» **REQUIRED TASK**:
Look through the material below, count the lines containing the word "netflixkr", and state only the count.

Dataset excerpts
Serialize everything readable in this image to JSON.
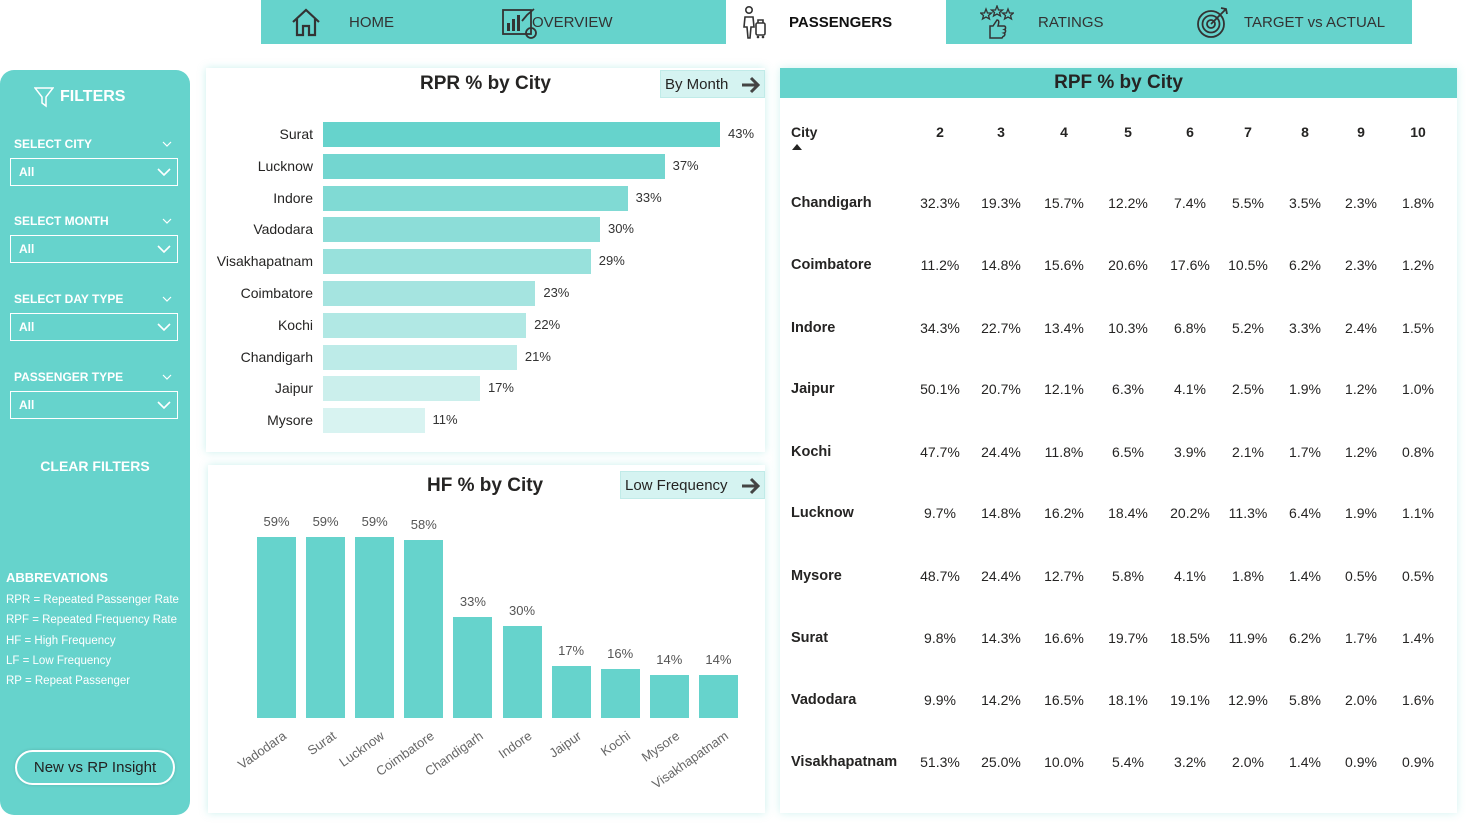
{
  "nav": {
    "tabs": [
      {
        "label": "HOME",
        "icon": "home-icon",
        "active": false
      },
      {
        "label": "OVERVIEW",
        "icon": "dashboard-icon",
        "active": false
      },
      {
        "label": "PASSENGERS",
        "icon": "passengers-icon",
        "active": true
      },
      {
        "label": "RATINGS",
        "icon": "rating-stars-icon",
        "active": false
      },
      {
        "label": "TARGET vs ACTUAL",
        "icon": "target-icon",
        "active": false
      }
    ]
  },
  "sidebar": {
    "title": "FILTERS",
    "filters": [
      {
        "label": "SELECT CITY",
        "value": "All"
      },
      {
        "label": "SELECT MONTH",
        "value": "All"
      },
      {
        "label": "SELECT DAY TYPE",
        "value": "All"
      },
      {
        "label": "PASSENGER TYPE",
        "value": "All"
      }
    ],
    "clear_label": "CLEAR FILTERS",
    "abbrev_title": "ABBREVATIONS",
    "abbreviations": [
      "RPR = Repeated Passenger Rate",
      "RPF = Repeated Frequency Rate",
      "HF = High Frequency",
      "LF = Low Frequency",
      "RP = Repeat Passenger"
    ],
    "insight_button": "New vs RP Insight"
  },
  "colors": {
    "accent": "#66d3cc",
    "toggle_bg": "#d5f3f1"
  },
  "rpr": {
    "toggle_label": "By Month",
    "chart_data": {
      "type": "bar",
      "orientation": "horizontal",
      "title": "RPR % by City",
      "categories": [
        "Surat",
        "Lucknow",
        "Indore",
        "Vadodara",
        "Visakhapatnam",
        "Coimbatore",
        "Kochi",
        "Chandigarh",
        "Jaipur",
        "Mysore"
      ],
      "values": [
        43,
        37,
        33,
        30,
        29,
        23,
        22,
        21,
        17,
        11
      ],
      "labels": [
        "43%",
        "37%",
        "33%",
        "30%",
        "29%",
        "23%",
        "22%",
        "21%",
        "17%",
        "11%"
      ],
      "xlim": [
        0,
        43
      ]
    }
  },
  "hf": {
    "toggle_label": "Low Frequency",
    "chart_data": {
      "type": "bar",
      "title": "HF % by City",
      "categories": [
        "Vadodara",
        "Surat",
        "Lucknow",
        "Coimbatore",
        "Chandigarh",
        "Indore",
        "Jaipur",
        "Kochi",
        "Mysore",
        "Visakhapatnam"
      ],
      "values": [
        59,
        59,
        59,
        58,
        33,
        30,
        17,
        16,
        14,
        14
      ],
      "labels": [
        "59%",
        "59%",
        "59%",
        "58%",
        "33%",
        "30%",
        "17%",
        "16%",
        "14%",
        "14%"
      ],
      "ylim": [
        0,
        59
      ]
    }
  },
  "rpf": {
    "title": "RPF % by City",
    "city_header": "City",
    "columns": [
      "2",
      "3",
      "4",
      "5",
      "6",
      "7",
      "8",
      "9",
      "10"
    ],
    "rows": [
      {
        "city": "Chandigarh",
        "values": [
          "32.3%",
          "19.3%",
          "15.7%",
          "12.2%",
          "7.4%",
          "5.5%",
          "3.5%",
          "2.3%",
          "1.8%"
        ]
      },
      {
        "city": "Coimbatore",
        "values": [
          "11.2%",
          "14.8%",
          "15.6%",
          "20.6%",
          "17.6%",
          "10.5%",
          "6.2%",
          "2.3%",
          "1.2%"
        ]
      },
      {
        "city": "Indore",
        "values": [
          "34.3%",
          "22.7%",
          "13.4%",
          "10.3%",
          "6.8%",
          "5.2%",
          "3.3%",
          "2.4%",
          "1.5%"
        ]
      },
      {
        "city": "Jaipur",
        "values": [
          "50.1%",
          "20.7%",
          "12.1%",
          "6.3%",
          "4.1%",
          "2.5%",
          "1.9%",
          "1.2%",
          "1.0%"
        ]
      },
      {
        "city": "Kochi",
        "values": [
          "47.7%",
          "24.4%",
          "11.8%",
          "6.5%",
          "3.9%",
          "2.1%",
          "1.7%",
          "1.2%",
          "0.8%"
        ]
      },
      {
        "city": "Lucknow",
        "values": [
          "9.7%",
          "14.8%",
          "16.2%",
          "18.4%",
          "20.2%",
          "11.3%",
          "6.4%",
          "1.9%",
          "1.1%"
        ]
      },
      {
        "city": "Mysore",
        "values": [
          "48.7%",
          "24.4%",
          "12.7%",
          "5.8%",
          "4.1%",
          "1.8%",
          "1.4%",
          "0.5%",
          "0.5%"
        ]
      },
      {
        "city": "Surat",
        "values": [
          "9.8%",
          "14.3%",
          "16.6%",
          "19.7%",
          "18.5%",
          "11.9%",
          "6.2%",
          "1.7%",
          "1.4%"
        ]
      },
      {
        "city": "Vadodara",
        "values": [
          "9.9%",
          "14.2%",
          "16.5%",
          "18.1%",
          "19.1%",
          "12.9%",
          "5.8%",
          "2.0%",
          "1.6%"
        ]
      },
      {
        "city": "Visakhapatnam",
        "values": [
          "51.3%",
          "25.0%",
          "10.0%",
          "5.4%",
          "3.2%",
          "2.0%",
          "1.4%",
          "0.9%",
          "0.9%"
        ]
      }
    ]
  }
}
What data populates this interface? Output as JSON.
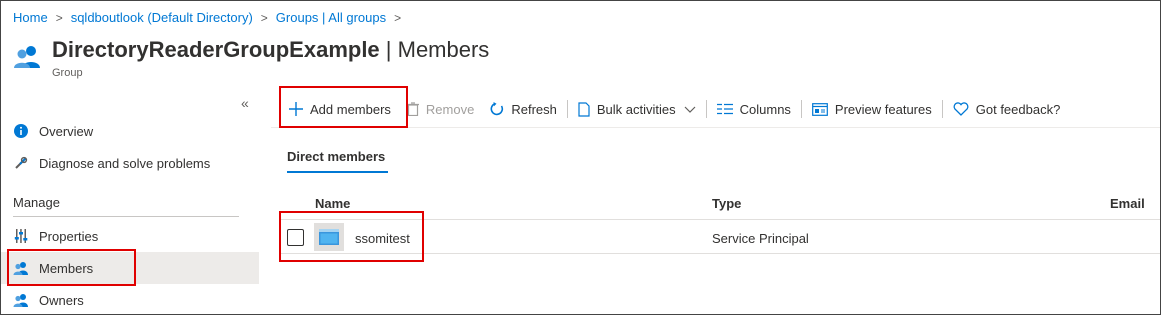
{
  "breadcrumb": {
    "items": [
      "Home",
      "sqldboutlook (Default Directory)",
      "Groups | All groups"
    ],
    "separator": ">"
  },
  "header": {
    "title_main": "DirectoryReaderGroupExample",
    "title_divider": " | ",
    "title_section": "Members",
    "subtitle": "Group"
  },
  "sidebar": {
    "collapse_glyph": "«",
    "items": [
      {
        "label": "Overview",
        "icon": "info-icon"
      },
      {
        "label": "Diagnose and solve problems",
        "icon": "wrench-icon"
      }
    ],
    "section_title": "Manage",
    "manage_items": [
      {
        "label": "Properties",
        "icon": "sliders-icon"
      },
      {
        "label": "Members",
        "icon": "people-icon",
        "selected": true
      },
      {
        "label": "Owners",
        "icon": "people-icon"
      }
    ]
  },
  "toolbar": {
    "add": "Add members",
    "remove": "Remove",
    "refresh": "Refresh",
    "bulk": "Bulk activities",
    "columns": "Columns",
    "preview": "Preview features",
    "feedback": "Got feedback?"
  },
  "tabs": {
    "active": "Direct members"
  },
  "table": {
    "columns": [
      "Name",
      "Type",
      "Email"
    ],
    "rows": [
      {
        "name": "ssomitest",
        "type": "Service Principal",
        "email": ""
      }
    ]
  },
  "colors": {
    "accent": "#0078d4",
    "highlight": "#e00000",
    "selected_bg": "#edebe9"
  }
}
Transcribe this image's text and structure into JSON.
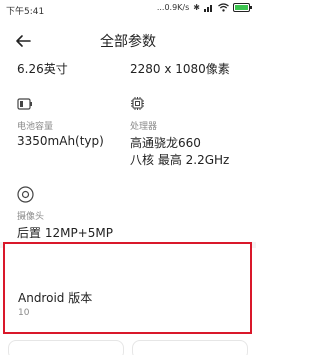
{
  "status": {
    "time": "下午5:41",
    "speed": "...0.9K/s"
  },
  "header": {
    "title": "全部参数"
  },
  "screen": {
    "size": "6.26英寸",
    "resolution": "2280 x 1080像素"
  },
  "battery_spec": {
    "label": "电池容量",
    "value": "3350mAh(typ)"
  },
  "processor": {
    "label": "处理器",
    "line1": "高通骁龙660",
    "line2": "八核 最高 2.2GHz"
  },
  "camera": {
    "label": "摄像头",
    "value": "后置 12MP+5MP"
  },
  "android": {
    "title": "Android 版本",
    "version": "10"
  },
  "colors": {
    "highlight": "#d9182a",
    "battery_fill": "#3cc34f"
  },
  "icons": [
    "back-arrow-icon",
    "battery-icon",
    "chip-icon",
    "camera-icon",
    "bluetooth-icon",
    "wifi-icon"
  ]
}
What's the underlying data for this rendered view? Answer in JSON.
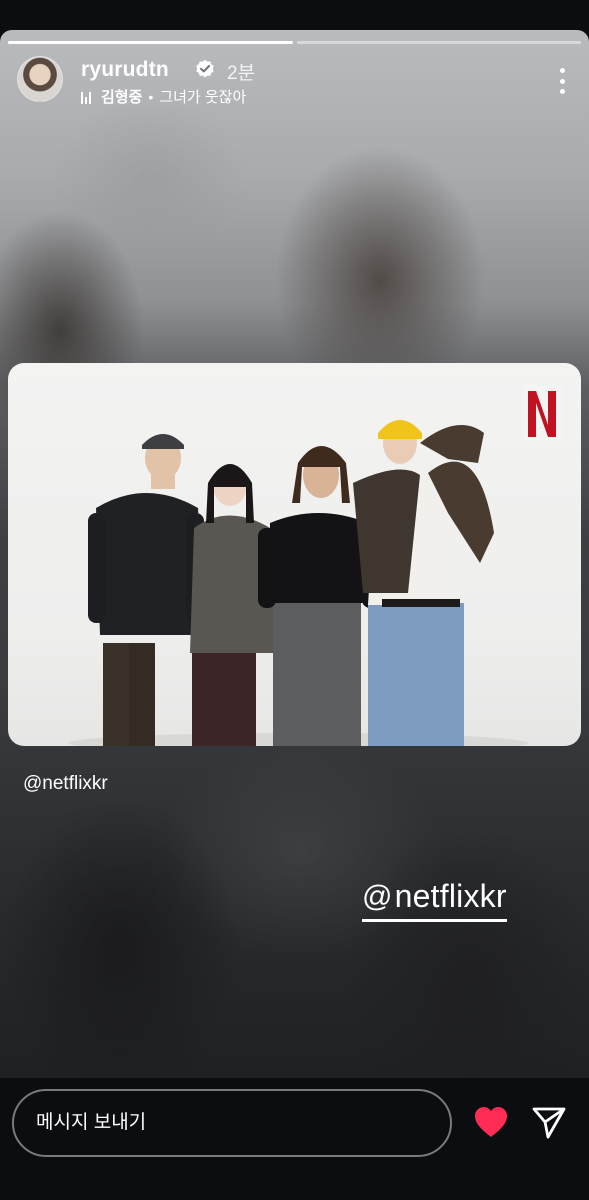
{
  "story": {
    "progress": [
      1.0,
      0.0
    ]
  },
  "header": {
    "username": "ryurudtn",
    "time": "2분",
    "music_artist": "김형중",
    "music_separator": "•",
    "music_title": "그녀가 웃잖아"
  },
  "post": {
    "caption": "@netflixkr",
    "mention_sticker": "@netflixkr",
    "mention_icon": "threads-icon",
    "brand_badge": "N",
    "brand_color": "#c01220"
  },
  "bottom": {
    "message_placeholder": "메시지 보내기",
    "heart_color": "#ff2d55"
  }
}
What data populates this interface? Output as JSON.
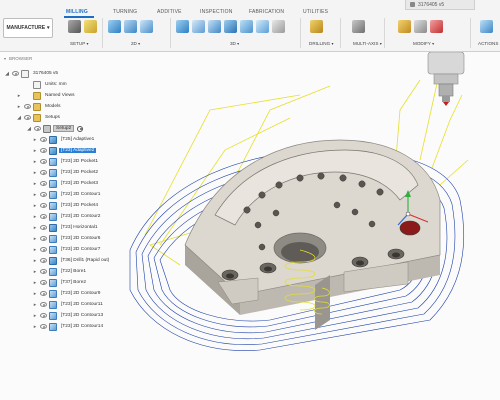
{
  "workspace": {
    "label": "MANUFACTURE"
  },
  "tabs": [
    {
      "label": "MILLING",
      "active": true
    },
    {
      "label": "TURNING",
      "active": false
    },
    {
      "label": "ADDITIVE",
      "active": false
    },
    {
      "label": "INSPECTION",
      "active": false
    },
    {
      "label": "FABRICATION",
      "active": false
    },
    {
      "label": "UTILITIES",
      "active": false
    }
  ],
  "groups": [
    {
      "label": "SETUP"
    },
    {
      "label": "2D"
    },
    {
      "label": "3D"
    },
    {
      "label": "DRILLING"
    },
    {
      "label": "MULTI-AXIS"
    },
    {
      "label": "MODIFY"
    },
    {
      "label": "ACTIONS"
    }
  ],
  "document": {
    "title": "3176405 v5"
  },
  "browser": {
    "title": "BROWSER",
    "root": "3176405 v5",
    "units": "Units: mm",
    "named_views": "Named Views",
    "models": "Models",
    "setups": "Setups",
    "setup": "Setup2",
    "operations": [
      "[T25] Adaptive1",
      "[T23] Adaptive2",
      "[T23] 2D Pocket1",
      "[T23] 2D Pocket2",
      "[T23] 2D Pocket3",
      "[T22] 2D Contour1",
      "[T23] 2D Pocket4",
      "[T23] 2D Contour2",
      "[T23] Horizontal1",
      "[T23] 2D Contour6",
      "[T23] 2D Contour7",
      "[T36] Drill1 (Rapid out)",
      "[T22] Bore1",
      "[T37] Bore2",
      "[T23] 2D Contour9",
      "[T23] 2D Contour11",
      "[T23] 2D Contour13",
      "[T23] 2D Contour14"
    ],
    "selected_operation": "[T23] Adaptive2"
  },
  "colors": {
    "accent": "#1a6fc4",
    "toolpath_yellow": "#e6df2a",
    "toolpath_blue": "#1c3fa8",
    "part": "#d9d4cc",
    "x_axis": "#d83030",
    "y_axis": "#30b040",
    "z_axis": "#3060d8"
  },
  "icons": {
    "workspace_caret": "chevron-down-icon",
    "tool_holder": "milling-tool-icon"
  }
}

» **TASK OUTPUT**:
2